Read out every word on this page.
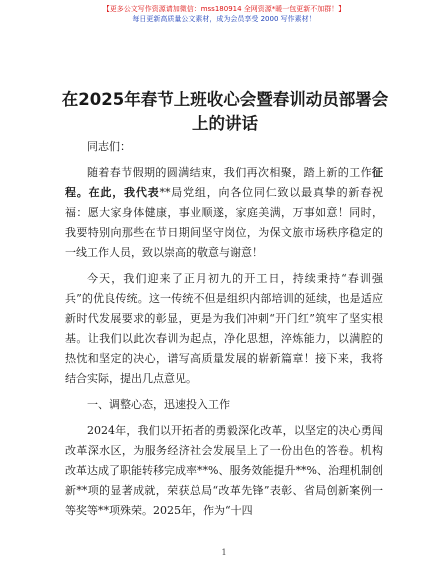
【更多公文写作资源请加微信：mss180914 全网资源*暖一包更新不加群！】
每日更新高质量公文素材，成为会员享受 2000 写作素材！
在2025年春节上班收心会暨春训动员部署会上的讲话

同志们：

随着春节假期的圆满结束，我们再次相聚，踏上新的工作征程。在此，我代表**局党组，向各位同仁致以最真挚的新春祝福：愿大家身体健康，事业顺遂，家庭美满，万事如意！同时，我要特别向那些在节日期间坚守岗位，为保文旅市场秩序稳定的一线工作人员，致以崇高的敬意与谢意！

今天，我们迎来了正月初九的开工日，持续秉持“春训强兵”的优良传统。这一传统不但是组织内部培训的延续，也是适应新时代发展要求的彰显，更是为我们冲刺“开门红”筑牢了坚实根基。让我们以此次春训为起点，净化思想，淬炼能力，以满腔的热忱和坚定的决心，谱写高质量发展的崭新篇章！接下来，我将结合实际，提出几点意见。

一、调整心态，迅速投入工作

2024年，我们以开拓者的勇毅深化改革，以坚定的决心勇闯改革深水区，为服务经济社会发展呈上了一份出色的答卷。机构改革达成了职能转移完成率**%、服务效能提升**%、治理机制创新**项的显著成就，荣获总局“改革先锋”表彰、省局创新案例一等奖等**项殊荣。2025年，作为“十四

1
----------------------------------------
▶ **Given request**: Copy all the data exactly as written, but skip any picture.

▶ **Reply**:
Read out every word on this page.
【更多公文写作资源请加微信：mss180914 全网资源*暖一包更新不加群！】
每日更新高质量公文素材，成为会员享受 2000 写作素材！
在2025年春节上班收心会暨春训动员部署会上的讲话

同志们：

随着春节假期的圆满结束，我们再次相聚，踏上新的工作征程。在此，我代表**局党组，向各位同仁致以最真挚的新春祝福：愿大家身体健康，事业顺遂，家庭美满，万事如意！同时，我要特别向那些在节日期间坚守岗位，为保文旅市场秩序稳定的一线工作人员，致以崇高的敬意与谢意！

今天，我们迎来了正月初九的开工日，持续秉持“春训强兵”的优良传统。这一传统不但是组织内部培训的延续，也是适应新时代发展要求的彰显，更是为我们冲刺“开门红”筑牢了坚实根基。让我们以此次春训为起点，净化思想，淬炼能力，以满腔的热忱和坚定的决心，谱写高质量发展的崭新篇章！接下来，我将结合实际，提出几点意见。

一、调整心态，迅速投入工作

2024年，我们以开拓者的勇毅深化改革，以坚定的决心勇闯改革深水区，为服务经济社会发展呈上了一份出色的答卷。机构改革达成了职能转移完成率**%、服务效能提升**%、治理机制创新**项的显著成就，荣获总局“改革先锋”表彰、省局创新案例一等奖等**项殊荣。2025年，作为“十四

1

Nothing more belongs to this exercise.